■ What is required
Scan the entries for the word "Opole" and return every line that has it.

■ Supplied data
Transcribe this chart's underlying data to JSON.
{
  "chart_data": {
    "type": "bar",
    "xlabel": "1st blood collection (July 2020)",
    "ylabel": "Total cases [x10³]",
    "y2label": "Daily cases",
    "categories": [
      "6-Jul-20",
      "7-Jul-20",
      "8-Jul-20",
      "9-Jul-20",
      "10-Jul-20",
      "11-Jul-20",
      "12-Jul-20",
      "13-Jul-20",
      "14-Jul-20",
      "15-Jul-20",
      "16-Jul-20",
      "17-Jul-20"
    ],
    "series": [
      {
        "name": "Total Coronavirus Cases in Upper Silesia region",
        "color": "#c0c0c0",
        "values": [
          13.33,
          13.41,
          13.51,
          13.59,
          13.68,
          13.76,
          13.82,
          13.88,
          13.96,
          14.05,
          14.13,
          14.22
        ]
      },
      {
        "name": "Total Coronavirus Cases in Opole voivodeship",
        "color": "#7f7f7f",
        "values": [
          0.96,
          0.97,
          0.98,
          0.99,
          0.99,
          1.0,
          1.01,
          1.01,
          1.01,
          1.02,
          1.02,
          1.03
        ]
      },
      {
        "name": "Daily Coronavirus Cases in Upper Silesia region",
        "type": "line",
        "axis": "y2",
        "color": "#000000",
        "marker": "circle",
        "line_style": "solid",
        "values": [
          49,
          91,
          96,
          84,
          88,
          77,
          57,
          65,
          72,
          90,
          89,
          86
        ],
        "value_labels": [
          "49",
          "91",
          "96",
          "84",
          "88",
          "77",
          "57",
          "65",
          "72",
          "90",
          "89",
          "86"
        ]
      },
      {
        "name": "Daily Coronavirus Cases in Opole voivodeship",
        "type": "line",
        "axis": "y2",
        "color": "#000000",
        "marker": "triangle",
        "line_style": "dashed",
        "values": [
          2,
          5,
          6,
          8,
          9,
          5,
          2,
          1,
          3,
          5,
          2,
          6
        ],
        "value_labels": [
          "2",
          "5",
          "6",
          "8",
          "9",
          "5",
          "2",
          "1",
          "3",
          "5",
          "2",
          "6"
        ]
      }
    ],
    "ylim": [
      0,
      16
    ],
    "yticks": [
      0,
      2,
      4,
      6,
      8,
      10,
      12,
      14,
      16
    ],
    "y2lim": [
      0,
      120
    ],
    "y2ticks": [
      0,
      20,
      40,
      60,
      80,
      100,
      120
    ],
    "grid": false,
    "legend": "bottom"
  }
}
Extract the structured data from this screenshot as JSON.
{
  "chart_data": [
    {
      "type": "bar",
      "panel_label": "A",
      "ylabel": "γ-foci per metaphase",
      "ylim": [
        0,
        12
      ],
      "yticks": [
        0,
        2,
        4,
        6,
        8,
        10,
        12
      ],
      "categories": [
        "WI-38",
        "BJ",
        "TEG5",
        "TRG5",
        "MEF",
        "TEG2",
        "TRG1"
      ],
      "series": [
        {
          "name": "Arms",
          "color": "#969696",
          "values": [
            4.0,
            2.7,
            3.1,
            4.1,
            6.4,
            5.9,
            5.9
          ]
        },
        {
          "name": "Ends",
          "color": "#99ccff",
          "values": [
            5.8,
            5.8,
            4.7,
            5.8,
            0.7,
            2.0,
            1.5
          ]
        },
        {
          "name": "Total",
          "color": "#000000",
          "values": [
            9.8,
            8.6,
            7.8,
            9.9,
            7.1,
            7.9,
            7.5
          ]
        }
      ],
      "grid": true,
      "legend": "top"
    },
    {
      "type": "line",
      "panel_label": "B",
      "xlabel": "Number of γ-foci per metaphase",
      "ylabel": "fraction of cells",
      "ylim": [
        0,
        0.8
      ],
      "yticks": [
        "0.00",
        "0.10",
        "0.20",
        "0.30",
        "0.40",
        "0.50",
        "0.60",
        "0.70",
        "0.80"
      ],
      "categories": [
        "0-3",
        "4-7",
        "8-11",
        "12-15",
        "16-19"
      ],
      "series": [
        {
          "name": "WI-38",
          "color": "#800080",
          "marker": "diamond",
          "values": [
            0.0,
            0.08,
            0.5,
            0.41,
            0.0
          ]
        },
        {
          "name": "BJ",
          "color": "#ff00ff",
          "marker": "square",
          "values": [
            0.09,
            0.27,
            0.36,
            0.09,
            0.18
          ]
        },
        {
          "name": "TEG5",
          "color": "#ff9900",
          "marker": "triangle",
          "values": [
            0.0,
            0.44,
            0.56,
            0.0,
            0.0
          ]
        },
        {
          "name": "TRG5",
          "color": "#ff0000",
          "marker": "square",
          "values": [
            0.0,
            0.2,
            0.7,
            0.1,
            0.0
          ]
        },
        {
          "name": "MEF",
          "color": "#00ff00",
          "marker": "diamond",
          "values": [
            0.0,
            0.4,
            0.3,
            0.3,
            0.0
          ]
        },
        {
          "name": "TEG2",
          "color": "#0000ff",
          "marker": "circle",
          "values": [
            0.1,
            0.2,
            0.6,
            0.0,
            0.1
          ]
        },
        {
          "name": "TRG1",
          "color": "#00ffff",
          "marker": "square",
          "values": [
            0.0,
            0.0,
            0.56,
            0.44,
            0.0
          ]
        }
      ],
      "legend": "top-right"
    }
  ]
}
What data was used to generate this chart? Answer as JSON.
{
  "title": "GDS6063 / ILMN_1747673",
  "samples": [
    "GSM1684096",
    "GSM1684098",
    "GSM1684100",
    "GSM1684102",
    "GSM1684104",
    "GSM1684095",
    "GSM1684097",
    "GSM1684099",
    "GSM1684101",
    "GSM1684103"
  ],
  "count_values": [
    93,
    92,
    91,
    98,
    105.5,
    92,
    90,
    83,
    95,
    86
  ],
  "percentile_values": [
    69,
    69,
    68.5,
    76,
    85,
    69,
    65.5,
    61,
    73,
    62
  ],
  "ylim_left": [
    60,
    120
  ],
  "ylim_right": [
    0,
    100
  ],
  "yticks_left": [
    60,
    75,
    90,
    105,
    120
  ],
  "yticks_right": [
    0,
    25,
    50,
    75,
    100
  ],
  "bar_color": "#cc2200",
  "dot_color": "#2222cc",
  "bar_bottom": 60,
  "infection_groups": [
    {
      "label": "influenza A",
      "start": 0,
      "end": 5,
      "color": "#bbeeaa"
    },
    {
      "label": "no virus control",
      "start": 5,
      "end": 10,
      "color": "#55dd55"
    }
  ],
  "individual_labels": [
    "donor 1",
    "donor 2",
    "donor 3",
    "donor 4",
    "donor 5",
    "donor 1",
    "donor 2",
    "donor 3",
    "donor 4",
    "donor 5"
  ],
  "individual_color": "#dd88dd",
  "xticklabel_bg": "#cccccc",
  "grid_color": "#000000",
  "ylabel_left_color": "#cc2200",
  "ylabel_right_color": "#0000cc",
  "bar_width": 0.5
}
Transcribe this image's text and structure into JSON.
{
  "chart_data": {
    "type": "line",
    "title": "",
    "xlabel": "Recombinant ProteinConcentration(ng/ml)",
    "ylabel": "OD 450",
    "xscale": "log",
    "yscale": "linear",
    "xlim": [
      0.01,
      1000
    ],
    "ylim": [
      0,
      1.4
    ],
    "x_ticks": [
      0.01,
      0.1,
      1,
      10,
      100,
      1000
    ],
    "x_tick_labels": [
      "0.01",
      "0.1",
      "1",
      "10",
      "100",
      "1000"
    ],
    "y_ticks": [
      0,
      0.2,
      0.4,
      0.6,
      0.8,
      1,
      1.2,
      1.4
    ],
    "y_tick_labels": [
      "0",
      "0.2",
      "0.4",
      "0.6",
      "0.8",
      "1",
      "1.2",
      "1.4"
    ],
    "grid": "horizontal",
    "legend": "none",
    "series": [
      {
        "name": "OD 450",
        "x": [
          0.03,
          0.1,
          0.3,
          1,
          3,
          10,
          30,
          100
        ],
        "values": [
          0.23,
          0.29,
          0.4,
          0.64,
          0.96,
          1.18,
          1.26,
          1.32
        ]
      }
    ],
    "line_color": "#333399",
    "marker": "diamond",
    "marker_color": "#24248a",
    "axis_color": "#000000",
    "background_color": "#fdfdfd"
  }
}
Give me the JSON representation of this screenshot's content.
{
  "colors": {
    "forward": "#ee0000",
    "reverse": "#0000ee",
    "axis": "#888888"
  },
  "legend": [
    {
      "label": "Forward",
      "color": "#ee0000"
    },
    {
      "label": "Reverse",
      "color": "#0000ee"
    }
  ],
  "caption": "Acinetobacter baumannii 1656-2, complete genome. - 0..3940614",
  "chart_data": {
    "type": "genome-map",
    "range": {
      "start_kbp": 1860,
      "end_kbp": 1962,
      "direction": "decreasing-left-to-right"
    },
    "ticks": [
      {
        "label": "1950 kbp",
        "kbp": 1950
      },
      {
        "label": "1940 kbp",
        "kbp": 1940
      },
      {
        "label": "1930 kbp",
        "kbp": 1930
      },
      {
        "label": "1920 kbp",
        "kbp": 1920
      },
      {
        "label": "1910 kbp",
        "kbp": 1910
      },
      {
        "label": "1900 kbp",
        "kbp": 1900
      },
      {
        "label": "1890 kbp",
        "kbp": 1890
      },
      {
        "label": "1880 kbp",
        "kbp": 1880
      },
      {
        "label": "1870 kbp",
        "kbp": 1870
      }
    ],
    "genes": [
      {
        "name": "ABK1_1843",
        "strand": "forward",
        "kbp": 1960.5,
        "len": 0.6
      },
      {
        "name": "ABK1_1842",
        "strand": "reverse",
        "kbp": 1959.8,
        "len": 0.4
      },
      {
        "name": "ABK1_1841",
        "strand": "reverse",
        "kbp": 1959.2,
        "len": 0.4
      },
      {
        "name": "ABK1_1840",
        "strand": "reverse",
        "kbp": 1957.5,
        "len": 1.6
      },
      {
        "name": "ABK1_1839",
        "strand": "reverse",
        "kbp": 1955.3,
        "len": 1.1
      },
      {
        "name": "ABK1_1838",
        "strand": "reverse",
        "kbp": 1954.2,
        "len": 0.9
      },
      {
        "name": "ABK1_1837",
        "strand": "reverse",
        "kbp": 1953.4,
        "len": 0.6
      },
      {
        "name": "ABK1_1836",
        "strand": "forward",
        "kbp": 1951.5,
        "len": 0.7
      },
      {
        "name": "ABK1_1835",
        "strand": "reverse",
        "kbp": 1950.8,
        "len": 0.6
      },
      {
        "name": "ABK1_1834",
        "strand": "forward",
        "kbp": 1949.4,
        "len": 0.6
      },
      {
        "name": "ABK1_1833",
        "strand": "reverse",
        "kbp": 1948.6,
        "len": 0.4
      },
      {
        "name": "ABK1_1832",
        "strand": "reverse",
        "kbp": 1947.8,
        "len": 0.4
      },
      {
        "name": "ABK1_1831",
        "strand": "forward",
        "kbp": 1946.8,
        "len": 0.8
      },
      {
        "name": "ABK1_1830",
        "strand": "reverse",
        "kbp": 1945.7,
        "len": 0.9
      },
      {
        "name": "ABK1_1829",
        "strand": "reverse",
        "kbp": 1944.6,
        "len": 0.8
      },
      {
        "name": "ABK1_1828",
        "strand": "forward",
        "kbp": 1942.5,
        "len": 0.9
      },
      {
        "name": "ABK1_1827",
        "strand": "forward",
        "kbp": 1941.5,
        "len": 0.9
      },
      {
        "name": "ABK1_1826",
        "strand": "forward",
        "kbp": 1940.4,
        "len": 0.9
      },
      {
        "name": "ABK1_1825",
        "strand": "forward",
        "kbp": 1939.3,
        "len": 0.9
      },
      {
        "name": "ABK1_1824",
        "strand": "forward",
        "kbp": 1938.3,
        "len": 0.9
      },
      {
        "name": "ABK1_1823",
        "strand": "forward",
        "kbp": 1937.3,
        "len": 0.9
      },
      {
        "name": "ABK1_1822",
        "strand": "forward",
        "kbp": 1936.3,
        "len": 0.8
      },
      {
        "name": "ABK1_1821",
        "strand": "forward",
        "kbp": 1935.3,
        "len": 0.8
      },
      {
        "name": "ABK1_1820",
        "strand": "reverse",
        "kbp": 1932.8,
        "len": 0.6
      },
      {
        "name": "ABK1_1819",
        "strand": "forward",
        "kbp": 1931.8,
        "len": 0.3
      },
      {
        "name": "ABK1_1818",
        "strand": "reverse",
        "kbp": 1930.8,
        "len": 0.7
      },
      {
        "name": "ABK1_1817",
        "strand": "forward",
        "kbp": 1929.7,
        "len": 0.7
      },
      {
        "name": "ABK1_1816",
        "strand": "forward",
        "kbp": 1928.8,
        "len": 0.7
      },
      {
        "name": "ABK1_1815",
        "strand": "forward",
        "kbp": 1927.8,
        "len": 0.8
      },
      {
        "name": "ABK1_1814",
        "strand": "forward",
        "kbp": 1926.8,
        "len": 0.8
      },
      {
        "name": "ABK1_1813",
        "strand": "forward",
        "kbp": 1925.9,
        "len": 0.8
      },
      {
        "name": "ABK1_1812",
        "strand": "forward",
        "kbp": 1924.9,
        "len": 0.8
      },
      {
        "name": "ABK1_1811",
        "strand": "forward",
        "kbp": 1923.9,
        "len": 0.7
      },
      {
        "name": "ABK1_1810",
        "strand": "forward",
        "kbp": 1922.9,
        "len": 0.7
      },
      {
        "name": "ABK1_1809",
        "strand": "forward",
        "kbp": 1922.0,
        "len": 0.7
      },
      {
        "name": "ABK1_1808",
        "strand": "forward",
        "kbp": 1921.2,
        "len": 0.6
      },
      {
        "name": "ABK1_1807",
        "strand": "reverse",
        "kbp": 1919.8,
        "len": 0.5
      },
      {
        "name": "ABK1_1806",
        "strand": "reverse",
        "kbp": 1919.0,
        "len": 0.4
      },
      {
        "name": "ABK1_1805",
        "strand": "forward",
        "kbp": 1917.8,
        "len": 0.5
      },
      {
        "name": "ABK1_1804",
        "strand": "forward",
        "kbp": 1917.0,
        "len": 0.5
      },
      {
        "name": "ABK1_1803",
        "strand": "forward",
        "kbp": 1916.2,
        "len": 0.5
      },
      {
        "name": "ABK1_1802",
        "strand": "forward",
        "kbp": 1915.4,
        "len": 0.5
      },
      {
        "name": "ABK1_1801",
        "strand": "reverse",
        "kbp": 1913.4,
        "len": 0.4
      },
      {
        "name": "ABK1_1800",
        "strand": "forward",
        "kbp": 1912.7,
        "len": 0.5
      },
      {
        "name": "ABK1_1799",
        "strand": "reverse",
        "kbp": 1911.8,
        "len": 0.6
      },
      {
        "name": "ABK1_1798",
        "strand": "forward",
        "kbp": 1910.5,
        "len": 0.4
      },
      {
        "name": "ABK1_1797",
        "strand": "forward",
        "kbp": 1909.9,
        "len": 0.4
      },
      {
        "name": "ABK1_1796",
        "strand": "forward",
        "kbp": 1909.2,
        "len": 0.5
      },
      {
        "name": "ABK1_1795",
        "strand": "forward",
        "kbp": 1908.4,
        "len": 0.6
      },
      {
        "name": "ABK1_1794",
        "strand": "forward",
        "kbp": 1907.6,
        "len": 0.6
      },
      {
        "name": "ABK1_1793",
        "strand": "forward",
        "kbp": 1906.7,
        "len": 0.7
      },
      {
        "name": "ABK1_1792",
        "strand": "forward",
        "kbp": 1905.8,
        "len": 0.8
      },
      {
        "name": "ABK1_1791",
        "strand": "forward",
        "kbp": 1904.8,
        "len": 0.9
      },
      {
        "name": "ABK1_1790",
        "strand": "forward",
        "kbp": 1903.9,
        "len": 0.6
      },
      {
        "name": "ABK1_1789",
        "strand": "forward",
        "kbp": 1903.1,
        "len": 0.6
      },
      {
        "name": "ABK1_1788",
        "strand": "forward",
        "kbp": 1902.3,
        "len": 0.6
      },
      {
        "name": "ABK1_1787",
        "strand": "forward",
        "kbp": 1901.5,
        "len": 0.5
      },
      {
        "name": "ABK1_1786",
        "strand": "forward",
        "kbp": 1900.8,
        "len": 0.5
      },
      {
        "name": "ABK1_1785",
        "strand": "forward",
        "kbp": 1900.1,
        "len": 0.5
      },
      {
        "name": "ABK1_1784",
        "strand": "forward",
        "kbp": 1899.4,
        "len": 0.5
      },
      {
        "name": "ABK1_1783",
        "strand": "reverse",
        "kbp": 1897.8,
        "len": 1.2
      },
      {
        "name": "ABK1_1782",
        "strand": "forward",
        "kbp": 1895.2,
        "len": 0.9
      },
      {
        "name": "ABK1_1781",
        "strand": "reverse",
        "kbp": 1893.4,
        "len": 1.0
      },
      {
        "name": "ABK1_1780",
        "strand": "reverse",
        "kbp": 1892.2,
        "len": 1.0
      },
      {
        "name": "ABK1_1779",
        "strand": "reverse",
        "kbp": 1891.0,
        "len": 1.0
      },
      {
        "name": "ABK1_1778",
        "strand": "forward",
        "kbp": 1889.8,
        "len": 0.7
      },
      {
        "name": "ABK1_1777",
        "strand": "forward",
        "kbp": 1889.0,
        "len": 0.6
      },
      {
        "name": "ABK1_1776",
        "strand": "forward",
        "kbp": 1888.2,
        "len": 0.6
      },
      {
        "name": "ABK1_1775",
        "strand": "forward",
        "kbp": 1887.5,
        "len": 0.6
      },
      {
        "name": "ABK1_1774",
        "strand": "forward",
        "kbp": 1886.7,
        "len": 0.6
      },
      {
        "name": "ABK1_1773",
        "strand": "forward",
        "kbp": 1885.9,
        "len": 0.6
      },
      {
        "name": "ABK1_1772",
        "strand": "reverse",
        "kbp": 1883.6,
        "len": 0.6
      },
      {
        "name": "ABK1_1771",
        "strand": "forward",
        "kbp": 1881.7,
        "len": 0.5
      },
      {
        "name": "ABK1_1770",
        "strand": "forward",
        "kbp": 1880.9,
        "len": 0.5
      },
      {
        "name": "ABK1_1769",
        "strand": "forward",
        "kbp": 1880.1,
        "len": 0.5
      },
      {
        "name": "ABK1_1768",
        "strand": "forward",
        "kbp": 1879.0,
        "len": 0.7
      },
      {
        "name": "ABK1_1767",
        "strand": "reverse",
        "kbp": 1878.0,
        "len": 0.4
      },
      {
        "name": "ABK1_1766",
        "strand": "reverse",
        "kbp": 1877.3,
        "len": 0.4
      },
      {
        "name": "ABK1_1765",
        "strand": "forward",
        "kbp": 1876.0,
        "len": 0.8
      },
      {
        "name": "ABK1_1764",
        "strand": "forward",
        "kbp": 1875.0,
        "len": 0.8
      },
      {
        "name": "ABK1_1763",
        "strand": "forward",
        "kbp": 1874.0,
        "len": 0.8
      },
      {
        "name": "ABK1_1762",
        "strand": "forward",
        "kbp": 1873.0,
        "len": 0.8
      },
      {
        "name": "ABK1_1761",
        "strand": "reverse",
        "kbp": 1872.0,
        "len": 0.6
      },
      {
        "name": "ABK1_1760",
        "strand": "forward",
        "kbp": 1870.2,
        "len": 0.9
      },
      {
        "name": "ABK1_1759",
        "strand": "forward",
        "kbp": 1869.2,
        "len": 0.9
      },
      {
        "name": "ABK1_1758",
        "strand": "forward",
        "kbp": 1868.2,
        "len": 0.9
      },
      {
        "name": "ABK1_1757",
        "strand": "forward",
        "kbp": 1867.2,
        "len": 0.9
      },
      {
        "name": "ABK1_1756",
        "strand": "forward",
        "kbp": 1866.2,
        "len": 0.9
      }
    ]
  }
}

■ Response box
        "name": "Total Coronavirus Cases in Opole voivodeship",
        "name": "Daily Coronavirus Cases in Opole voivodeship",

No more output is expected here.